* Extracto de la fuente
Cuando Elon Musk marcó la investidura de Donald Trump con lo que parecía un saludo nazi y fue defendido por un lobby que decía luchar contra el racismo antijudío, él y sus defensores confirmaron la muerte de dos ilusiones. La primera es la creencia de que el sionismo, la ideología que provocó el genocidio del Estado israelí en Gaza, tiene como objetivo proteger a los judíos de los racistas.
La organización que salió en defensa de Musk es la Liga Antidifamación, que se fundó para luchar contra el racismo contra los judíos pero que se ha convertido en un estridente ejecutor del Estado israelí. Afirmó que Musk simplemente había hecho «un gesto incómodo en un momento de entusiasmo».
Naturalmente, nadie puede demostrar que Musk haya querido hacer el saludo nazi, pero los nazis estadounidenses parecieron reconocer el gesto de inmediato, y se parecía lo suficiente a uno como para convencer a mucha gente de que eso era lo que estaba haciendo. Las organizaciones que luchan contra el racismo antijudío no suelen conceder el beneficio de la duda a los gestos que parecen saludos nazis. Tampoco era descabellado considerarlo un saludo nazi, dadas las opiniones que ha expresado últimamente.
Musk no sólo está aplaudiendo ruidosamente al AfD alemán, que está repleto de simpatizantes nazis, y apoyando al británico Tommy Robinson, enemigo de los musulmanes y cuyo racismo es tan extremo que el Partido Reformista de extrema derecha de Nigel Farage no quiere tener nada que ver con él, sino que Musk también ha respaldado la afirmación racista de que los judíos alientan a la gente de fuera de Occidente a inmigrar a países gobernados por blancos para suplantar a los blancos.
De modo que una organización que se propone luchar contra los prejuicios contra los judíos no tiene ningún problema con un hombre que se hace eco del racismo antijudío. La razón no es oscura: como casi todos los supremacistas blancos de hoy, es un firme partidario del Estado de Israel.
La respuesta de la ADL puede parecer extraña, pero no es nueva. Tampoco es un caso excepcional: el Estado israelí y sus aliados llevan años tratando de ganarse la confianza de los supremacistas blancos de derecha que justifican el nazismo. Una forma en que el Estado consolida la relación es invitándolos a Yad Vashem, el monumento oficial israelí a las víctimas del genocidio nazi. Pasan un rato allí fingiendo públicamente estar horrorizados. Musk ha mantenido en parte la tradición: después de aceptar que los judíos estaban criticando a la raza blanca, se fue al campo de concentración de Auschwitz en Polonia, donde expresó la consternación requerida.
¿Por qué un Estado y una ideología que afirman proteger a los judíos y los supremacistas blancos con debilidad por el nazismo se encuentran tan atractivos? Porque el sionismo y el Estado que creó nunca han tenido como objetivo proteger a los judíos; su propósito es convertir a los judíos en blancos y occidentales.

* Ejercicio propuesto 1
Enumera todas las personas que se nombran en el artículo sobre Elon Musk y la Liga Antidifamación.
* Ejercicio propuesto 2
Prosigue el artículo sobre Elon Musk y la Liga Antidifamación a partir de su última frase.

* Filas de datos

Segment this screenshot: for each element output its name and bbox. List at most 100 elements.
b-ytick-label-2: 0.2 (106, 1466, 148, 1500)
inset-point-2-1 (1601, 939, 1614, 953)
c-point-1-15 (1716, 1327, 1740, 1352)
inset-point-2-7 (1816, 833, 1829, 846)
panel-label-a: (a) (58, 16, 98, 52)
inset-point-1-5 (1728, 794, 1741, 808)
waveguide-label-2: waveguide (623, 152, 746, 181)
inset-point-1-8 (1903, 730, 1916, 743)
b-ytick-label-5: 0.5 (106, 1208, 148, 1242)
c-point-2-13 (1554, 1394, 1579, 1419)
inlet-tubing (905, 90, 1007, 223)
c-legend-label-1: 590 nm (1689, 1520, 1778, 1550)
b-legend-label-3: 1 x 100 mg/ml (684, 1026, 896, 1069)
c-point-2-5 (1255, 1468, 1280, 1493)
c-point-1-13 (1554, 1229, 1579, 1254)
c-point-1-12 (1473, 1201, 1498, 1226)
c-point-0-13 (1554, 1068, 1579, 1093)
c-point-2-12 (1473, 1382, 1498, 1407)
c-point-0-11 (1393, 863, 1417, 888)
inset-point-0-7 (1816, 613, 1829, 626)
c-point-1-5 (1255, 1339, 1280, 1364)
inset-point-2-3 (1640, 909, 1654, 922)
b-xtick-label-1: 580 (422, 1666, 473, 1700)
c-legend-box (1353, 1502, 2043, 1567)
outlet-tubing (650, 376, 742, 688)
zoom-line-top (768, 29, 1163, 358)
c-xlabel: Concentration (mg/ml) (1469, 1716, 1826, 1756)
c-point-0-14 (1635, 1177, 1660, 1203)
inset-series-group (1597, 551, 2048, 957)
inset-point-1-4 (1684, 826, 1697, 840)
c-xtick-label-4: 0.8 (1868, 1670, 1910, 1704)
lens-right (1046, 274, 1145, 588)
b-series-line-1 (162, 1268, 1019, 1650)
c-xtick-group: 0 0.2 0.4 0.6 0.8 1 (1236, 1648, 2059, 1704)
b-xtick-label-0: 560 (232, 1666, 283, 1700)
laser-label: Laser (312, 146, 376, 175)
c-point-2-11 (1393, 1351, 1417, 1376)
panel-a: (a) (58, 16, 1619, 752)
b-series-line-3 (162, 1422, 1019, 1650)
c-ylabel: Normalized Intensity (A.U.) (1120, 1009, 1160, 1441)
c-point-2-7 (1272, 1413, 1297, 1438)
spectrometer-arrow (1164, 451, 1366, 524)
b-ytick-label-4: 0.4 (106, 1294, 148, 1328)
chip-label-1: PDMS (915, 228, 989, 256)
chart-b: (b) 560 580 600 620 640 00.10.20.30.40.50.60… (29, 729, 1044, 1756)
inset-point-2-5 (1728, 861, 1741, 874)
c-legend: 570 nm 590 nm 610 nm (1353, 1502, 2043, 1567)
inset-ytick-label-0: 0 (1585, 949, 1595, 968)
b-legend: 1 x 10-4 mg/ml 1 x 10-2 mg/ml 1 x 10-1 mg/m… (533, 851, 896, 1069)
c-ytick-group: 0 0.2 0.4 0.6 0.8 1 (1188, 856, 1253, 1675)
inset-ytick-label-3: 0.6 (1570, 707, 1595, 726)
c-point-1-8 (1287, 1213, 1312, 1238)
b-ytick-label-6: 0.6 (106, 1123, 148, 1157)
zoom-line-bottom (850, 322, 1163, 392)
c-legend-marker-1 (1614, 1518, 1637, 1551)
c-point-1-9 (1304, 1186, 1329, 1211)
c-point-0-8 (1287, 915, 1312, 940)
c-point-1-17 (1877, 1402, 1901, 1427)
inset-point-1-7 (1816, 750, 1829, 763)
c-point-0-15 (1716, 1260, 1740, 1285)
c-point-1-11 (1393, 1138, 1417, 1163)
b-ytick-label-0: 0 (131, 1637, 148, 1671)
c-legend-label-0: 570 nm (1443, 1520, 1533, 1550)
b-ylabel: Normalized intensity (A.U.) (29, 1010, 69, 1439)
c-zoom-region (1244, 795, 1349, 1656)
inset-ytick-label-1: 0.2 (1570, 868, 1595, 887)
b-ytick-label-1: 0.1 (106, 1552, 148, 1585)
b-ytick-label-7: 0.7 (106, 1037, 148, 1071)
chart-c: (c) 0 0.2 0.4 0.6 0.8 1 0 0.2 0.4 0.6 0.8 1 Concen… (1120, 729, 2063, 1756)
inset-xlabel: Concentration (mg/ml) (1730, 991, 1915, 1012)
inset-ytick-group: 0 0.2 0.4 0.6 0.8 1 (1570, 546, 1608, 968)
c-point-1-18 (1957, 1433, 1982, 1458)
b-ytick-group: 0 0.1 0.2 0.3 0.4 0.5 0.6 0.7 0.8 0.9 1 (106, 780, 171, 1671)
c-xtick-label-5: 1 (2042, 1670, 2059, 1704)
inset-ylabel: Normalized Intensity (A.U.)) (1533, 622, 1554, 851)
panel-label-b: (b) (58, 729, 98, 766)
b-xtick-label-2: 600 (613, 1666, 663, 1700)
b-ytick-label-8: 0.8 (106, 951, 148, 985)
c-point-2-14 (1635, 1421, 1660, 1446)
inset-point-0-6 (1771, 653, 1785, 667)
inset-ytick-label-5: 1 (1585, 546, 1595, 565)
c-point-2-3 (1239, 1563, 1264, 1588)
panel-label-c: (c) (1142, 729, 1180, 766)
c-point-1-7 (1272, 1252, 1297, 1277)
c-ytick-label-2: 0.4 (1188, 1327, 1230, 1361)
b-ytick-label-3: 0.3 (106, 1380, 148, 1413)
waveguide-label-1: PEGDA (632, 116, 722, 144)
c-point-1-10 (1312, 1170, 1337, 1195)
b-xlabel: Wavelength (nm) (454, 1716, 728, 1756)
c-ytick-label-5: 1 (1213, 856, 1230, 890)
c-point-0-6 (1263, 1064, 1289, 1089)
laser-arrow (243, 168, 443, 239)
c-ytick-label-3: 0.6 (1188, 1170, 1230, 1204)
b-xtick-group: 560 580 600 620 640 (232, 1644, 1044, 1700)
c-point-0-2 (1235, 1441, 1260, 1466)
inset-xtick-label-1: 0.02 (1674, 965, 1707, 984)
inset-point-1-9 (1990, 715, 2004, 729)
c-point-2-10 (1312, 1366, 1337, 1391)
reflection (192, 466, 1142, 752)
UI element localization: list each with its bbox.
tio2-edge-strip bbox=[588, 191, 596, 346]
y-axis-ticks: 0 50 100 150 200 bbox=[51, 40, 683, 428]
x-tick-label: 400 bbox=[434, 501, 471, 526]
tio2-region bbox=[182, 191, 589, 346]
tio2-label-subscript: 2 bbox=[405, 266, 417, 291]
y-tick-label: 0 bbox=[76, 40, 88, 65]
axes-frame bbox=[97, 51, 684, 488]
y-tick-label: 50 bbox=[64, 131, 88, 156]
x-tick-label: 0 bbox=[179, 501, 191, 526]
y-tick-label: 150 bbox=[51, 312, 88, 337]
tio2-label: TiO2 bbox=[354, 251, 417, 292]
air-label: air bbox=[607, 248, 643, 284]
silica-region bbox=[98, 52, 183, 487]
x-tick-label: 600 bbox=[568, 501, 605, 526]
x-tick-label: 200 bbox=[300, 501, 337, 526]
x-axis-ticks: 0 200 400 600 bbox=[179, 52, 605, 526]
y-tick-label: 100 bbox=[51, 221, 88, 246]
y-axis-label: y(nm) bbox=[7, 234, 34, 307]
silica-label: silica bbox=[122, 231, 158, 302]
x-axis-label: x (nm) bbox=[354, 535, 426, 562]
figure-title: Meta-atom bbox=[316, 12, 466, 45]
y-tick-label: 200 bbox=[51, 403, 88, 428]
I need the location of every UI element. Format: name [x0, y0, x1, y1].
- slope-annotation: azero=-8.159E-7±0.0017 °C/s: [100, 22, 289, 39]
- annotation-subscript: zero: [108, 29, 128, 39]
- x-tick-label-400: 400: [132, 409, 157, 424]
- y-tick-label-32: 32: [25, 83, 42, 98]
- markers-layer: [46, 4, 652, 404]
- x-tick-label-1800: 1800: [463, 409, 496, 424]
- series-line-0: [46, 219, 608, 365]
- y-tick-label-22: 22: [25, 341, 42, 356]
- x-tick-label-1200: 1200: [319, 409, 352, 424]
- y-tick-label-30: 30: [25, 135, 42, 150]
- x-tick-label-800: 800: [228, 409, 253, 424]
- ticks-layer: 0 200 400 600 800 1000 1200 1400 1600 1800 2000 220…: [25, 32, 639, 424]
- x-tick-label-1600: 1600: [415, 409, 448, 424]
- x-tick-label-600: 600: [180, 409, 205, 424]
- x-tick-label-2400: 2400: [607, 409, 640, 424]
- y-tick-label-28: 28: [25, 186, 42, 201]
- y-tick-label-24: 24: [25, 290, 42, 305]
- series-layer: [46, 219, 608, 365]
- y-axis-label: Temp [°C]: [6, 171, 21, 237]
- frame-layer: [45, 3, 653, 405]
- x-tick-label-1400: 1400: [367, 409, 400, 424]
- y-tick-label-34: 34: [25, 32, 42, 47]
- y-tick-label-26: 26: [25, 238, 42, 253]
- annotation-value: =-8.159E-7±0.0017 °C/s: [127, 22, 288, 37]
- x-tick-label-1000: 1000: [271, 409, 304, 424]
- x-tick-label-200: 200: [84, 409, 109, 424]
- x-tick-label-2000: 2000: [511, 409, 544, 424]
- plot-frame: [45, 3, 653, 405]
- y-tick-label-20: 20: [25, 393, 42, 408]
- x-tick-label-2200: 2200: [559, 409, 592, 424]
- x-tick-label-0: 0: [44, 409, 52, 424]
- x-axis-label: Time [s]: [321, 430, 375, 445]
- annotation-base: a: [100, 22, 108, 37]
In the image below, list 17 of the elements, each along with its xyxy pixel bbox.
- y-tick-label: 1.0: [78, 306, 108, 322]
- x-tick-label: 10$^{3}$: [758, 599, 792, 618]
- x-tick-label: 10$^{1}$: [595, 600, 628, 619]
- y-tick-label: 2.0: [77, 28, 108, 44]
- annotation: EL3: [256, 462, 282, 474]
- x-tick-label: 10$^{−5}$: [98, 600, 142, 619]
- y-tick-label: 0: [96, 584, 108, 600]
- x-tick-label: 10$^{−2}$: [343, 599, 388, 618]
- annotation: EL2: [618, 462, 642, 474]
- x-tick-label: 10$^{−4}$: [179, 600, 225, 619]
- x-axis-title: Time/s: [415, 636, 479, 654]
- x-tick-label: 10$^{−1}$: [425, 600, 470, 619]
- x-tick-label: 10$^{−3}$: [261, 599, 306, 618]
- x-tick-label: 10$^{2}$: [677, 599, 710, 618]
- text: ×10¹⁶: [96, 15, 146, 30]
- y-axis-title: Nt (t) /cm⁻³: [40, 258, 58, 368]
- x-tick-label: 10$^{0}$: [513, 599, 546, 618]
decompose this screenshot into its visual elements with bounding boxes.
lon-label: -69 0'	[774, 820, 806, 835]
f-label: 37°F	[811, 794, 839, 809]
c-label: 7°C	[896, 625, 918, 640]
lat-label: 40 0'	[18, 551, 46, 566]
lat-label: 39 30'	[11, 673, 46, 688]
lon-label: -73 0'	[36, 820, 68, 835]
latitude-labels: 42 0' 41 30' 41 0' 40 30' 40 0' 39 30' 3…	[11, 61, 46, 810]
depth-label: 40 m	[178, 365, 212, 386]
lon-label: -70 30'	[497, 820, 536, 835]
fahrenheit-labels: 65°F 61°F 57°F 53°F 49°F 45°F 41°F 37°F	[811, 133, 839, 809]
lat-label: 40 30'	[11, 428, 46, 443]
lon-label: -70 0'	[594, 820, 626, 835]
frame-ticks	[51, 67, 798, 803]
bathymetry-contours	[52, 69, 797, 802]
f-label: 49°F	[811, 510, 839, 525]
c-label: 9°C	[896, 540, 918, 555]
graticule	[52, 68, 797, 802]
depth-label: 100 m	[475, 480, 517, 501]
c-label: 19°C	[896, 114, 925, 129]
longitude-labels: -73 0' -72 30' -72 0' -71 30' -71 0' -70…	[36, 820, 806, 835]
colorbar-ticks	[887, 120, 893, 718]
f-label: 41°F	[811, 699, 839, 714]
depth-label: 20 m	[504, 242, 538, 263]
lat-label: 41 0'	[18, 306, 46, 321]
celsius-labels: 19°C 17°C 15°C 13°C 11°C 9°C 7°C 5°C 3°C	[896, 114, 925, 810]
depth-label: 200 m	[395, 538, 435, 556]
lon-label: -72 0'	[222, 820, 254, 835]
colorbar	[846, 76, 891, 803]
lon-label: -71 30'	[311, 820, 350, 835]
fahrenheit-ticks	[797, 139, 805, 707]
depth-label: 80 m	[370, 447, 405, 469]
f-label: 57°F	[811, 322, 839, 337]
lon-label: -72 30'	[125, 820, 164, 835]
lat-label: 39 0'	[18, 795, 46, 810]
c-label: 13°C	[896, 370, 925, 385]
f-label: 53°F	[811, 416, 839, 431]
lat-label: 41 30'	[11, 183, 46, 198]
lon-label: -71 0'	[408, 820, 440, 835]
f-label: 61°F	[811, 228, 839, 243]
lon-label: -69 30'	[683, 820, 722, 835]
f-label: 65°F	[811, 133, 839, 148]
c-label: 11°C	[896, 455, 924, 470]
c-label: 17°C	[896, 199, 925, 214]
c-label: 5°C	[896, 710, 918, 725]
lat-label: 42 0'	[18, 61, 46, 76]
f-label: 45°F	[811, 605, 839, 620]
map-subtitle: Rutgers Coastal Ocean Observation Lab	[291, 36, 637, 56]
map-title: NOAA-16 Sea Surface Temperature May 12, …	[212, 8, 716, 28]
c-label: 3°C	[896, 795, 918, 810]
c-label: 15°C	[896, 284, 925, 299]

* Respuesta 1
Elon Musk, Donald Trump, Tommy Robinson, Nigel Farage

* Respuesta 2
Los judíos que fundaron la ideología y el Estado eran todos europeos. Reaccionaban a una realidad que se remontaba a siglos atrás: los judíos estaban en Europa, pero no eran europeos a los ojos de sus élites. Como muestra mi libro Buen judío, mal judío, querían desesperadamente ser europeos. Como el Estado-nación estaba de moda en Europa, creían que la mejor manera de llegar a ser europeos era establecer un Estado.
Esto funcionó, pero no porque las élites europeas creyeran que fundar un Estado haría que los judíos fueran más blancos. El atractivo del Estado que fundaron era que estaba fuera de Europa y, por lo tanto, era un puesto avanzado de la europeidad en Oriente: el primer canciller de Alemania Occidental, Konrad Adenauer, describió al Estado israelí como la “fortaleza de Occidente”.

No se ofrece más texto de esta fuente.